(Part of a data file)
..............................
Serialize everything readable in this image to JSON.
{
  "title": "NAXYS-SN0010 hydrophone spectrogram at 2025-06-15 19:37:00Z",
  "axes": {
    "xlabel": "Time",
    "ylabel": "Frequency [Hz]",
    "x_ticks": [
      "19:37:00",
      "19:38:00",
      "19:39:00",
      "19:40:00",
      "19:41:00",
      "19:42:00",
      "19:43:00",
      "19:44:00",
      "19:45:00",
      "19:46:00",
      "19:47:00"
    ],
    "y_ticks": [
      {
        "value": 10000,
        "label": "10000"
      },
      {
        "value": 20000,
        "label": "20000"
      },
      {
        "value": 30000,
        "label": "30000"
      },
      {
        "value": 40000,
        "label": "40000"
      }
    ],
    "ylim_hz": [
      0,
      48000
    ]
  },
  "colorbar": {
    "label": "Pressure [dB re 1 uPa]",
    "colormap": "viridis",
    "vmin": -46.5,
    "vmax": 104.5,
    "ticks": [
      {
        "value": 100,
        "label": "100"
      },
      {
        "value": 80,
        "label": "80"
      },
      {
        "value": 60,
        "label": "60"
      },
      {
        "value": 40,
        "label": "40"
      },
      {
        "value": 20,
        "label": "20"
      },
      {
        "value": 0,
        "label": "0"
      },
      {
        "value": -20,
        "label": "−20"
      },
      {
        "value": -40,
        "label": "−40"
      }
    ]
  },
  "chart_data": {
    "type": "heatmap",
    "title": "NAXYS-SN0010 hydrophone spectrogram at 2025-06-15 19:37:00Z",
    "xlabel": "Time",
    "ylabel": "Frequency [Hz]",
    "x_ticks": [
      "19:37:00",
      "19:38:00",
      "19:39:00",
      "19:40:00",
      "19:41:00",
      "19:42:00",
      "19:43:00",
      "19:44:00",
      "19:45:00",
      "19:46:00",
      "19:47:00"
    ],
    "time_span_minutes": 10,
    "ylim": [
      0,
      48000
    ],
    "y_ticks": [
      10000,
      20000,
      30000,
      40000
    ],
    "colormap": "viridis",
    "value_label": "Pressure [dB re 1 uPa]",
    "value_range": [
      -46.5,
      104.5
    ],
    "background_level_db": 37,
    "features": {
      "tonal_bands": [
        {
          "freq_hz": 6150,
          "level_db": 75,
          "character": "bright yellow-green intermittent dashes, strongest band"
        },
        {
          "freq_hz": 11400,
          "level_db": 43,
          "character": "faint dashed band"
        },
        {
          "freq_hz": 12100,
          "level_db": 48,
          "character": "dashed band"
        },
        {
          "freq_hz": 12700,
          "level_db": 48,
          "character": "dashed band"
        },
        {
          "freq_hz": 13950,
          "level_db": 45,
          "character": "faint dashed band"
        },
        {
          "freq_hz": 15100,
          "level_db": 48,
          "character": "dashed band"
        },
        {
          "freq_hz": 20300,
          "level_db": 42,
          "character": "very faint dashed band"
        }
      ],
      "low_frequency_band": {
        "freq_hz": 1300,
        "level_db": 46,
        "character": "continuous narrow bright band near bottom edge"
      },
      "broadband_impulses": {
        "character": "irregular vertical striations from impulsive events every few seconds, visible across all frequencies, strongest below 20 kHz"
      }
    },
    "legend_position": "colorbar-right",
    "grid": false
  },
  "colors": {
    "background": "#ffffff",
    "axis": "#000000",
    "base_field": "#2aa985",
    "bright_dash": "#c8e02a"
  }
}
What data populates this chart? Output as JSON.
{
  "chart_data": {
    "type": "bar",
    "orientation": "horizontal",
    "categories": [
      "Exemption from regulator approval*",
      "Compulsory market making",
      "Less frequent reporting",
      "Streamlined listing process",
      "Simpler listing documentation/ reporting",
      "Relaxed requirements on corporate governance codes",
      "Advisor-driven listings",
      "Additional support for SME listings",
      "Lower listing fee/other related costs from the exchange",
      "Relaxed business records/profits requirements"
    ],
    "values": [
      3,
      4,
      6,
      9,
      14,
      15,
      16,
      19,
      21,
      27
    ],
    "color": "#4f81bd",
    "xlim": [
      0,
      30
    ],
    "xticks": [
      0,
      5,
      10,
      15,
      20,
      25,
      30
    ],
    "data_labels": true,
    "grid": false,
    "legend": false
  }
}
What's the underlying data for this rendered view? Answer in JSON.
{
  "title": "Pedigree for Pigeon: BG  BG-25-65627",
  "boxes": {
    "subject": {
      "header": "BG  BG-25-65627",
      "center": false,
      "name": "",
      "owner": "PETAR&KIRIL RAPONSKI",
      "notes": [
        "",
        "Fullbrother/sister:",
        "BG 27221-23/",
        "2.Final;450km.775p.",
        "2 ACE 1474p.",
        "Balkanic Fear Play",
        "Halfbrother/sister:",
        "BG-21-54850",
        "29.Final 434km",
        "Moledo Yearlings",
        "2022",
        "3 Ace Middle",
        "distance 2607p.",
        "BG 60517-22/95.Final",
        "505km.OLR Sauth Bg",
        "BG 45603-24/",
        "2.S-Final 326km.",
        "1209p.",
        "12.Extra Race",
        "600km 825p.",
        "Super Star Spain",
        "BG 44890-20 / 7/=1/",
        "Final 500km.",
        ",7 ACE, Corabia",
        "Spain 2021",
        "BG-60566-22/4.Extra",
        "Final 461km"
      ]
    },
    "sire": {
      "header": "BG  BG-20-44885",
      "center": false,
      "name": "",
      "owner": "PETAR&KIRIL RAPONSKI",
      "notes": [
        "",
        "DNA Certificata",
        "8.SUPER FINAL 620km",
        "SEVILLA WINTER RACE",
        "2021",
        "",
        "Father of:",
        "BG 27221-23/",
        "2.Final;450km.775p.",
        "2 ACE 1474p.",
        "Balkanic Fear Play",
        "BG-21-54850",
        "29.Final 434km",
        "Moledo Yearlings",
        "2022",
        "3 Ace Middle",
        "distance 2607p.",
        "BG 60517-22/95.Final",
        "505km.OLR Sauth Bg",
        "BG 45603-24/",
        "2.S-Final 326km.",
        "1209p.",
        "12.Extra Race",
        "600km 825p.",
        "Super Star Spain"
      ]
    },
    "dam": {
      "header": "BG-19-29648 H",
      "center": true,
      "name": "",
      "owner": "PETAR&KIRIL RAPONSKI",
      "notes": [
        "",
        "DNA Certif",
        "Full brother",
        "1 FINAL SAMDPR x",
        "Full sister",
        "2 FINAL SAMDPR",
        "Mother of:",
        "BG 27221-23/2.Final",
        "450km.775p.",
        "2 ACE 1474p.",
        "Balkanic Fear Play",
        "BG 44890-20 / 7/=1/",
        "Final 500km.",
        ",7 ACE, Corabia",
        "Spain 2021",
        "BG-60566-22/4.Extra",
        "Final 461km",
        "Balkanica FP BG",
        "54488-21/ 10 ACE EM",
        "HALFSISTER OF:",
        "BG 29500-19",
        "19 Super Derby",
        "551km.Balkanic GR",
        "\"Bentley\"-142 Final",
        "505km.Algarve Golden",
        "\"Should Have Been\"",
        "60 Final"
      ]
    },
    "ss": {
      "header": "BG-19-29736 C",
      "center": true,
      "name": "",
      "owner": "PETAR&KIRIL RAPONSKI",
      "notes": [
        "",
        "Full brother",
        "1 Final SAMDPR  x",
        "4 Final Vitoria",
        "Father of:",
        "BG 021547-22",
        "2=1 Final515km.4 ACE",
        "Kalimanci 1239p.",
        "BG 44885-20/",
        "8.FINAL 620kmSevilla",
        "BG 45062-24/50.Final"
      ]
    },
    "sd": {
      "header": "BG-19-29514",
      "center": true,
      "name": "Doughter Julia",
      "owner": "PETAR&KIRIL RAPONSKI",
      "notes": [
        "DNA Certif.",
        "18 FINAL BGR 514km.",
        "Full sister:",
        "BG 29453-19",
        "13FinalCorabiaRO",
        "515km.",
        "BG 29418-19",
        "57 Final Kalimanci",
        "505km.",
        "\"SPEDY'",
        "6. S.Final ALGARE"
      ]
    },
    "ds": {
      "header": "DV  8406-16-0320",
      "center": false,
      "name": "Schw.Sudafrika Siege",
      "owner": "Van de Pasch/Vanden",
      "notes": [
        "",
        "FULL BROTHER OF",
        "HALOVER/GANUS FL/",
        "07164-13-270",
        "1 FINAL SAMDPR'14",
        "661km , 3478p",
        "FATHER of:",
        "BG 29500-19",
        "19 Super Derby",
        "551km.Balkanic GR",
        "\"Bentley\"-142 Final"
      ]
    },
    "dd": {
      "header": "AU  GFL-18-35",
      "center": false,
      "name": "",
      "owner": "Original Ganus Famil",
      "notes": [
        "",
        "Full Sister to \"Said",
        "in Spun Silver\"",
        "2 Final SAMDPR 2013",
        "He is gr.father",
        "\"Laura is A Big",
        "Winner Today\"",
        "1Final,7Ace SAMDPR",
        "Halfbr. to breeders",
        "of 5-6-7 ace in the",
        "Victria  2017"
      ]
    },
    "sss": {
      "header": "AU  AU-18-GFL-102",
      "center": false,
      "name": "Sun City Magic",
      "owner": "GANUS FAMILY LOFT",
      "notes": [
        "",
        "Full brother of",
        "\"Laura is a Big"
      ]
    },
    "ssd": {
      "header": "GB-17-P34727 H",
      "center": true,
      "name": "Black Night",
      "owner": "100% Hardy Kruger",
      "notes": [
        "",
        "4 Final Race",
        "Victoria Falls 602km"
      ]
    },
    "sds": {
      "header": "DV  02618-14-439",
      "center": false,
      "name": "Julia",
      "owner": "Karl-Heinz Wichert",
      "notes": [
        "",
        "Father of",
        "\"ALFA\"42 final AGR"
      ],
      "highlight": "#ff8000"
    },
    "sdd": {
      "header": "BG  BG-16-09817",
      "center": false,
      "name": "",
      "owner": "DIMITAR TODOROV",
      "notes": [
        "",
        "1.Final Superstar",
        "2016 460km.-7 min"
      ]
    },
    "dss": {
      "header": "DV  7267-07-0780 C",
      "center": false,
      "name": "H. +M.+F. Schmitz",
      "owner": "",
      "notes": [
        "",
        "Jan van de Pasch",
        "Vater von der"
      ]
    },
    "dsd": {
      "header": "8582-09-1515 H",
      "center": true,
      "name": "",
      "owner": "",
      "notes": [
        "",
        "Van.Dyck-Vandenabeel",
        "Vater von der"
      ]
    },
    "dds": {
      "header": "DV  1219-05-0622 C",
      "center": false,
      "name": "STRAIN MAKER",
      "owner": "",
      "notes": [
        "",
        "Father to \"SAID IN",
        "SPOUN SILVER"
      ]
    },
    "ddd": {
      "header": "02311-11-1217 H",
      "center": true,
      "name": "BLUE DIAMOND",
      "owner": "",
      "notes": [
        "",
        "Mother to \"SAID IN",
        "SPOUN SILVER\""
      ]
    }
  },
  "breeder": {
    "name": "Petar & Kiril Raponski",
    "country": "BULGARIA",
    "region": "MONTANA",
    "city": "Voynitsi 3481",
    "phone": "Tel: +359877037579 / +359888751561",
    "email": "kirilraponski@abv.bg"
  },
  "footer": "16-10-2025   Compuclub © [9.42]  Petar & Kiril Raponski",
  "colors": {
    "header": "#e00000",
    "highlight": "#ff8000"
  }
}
..............................
- _Instruction_: Whenever "Relaxed" turns up in a line, pick that line out.

- _Response to this exercise_:
      "Relaxed requirements on corporate governance codes",
      "Relaxed business records/profits requirements"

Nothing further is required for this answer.